→ **Direction**: Extract the lines that hold the string "this".

→ **Extracted material**:
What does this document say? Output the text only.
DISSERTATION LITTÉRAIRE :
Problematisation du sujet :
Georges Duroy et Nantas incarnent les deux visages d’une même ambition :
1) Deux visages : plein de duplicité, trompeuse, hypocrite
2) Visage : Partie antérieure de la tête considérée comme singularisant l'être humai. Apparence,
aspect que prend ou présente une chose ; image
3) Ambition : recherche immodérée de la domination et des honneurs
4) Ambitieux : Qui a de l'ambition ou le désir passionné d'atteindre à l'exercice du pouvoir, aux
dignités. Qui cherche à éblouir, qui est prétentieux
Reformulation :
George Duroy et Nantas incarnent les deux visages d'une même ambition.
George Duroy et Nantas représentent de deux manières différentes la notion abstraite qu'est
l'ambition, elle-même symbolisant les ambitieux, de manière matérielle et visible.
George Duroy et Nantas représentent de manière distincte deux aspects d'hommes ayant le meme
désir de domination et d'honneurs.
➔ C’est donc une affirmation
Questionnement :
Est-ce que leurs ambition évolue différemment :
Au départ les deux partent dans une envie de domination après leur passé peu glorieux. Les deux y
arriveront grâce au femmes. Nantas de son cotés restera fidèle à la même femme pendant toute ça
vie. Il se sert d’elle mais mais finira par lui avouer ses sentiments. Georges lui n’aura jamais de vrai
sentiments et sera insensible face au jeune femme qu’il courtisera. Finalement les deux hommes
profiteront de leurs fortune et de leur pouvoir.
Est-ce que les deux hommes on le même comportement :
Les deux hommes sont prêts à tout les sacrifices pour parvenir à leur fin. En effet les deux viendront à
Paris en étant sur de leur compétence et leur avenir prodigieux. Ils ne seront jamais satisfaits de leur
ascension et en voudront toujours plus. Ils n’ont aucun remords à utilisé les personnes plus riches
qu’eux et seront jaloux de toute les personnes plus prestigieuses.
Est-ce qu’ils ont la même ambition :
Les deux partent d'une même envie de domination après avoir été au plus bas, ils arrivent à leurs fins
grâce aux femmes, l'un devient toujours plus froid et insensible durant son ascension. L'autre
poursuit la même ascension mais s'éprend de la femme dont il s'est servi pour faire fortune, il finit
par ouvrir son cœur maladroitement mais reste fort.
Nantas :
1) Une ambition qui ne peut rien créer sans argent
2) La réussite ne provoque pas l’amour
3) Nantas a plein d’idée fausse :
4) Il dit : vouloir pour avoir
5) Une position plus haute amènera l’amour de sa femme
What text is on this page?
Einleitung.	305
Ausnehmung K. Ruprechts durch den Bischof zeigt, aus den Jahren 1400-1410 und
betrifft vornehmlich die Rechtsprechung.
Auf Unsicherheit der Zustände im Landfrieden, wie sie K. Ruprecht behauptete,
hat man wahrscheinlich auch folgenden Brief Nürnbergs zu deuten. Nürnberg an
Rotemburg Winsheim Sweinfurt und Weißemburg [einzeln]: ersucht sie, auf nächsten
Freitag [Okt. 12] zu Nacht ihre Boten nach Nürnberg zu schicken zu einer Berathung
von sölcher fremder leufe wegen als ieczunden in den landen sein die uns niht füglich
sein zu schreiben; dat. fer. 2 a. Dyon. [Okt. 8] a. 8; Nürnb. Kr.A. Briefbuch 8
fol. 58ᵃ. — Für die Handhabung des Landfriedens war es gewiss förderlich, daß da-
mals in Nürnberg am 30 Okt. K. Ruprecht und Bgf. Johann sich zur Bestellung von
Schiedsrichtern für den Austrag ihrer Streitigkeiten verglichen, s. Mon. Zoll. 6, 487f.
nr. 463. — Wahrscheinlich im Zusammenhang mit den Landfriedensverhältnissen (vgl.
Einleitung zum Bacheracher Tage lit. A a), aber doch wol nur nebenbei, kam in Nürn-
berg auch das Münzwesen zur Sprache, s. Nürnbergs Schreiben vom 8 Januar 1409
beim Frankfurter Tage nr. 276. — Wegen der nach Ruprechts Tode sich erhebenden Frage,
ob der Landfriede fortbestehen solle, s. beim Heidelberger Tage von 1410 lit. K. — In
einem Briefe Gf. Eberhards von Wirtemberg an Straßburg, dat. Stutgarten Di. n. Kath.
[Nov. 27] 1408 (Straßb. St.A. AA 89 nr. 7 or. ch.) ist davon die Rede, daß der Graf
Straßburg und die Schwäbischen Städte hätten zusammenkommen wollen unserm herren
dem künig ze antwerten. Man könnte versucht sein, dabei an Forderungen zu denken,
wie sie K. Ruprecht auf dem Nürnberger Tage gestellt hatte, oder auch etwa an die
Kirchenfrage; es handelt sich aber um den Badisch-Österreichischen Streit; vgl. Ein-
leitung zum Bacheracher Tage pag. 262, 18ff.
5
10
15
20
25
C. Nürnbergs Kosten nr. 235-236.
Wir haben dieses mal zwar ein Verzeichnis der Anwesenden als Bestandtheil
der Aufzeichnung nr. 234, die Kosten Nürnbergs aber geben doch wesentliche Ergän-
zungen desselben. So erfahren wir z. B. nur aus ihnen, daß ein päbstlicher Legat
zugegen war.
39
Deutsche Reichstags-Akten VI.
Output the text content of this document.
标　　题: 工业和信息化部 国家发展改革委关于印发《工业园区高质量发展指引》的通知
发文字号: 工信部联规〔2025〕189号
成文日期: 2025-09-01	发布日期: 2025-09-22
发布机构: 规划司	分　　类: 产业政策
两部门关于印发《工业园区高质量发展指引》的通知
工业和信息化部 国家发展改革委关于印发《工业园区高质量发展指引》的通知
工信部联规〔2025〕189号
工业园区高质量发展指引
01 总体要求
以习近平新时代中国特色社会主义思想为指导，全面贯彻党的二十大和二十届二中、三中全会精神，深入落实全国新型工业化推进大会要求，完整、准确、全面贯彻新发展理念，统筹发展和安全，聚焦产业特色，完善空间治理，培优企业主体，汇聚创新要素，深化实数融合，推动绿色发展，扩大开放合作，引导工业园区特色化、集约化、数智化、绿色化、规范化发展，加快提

→ **Correct response**:
What does this document say? Output the text only.
What text is on this page?
Output the text content of this document.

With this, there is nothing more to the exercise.